* RECORDS SUPPLIED

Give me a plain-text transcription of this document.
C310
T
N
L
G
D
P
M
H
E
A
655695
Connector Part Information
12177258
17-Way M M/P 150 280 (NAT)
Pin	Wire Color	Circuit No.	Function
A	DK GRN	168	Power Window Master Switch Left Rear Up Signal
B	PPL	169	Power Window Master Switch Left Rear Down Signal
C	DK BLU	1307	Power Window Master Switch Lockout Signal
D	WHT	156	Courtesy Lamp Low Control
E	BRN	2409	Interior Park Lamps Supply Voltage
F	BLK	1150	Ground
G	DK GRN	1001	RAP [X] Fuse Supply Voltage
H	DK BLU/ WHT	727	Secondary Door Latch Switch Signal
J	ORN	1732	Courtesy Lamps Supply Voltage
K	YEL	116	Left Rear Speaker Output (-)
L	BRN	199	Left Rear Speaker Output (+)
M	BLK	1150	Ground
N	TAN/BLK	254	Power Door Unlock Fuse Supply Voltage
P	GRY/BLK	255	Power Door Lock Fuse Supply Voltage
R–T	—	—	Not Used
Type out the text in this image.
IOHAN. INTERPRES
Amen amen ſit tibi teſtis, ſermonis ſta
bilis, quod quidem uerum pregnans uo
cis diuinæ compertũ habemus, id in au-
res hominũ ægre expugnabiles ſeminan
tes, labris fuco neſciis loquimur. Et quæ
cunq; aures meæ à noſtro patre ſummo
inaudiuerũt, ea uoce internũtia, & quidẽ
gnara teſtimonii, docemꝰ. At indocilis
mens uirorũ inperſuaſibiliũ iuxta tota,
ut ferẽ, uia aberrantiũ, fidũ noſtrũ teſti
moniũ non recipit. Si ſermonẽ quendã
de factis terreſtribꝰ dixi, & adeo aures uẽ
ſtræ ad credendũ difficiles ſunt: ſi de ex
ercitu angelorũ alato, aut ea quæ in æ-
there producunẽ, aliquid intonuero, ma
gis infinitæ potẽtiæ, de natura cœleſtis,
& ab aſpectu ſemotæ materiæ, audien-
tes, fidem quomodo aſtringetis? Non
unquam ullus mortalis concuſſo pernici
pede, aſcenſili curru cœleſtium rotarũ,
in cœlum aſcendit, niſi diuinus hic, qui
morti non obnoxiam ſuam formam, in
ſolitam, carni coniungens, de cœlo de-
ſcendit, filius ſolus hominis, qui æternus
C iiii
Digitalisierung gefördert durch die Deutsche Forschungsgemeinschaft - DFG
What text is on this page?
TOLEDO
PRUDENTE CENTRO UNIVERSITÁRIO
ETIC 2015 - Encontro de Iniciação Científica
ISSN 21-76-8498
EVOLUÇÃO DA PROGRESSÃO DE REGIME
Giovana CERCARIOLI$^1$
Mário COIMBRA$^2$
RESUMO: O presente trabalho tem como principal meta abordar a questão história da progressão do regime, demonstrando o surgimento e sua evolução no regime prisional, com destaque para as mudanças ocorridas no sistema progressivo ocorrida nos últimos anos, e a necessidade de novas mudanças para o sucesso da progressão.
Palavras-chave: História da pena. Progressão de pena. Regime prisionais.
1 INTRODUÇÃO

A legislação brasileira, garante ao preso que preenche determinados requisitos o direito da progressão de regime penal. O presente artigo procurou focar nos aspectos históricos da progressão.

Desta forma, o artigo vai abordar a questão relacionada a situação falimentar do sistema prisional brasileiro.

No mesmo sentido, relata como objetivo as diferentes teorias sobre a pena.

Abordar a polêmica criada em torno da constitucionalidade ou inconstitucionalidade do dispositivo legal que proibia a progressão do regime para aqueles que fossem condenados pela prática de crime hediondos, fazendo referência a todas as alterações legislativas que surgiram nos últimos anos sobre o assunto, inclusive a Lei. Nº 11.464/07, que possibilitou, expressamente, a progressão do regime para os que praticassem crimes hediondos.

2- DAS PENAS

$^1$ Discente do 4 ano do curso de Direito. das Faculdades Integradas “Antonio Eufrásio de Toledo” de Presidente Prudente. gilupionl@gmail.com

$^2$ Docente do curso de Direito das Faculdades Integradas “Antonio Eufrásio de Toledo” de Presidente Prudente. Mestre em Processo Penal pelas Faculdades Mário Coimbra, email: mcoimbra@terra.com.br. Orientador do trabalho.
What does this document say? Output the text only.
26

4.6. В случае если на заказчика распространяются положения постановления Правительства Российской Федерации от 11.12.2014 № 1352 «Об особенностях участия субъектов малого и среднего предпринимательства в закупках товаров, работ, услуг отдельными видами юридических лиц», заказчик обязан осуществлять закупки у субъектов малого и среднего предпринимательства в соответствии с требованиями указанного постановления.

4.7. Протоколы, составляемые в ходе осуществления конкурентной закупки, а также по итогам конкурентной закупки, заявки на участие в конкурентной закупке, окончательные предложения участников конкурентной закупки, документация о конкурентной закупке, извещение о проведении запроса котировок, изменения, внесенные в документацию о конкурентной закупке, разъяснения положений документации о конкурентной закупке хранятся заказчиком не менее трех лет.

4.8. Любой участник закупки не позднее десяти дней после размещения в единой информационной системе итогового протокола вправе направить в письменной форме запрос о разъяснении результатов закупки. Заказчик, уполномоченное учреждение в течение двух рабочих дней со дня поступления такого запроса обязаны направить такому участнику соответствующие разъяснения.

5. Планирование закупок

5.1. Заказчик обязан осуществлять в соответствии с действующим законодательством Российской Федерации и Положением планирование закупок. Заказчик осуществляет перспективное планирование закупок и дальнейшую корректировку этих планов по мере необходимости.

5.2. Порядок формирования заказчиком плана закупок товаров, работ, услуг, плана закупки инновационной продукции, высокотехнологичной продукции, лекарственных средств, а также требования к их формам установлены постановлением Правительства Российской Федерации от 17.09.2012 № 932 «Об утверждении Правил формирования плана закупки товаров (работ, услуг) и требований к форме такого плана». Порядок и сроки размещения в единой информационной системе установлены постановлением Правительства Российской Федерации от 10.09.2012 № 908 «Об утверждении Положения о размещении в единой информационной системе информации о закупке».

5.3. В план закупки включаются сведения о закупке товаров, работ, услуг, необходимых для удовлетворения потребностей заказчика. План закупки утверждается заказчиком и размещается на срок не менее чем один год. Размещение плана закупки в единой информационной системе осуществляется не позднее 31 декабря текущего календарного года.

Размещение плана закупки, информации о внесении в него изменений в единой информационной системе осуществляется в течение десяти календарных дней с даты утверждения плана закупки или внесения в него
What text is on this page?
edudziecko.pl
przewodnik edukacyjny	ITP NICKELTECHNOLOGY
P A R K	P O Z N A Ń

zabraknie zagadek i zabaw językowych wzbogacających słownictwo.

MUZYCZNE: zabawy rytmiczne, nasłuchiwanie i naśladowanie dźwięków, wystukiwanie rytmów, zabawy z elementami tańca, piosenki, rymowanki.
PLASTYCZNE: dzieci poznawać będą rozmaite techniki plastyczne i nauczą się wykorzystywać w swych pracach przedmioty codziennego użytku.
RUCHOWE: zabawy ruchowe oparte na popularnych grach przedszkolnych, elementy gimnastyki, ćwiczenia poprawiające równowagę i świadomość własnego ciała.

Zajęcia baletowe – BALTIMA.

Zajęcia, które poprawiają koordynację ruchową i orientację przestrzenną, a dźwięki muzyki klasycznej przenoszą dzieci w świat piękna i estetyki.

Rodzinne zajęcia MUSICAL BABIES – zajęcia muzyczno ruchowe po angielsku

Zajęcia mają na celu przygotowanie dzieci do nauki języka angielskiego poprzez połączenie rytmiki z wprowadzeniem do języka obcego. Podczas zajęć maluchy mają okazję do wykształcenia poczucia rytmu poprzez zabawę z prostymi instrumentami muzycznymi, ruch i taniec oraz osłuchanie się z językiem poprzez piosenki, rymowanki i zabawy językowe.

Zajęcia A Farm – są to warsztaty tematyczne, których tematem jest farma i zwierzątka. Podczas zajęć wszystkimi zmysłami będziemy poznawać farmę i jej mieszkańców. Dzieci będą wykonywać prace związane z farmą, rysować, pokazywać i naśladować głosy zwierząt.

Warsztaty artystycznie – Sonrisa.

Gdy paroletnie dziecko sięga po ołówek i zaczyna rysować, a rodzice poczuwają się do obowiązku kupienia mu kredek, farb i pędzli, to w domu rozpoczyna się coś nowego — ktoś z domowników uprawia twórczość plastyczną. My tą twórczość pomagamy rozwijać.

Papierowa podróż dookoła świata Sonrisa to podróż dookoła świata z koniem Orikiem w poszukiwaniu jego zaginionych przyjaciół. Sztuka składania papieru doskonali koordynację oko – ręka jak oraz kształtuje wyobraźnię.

* EXERCISE
Tally the lines holding the string "Output" and give only the count.

* TASK SOLUTION
3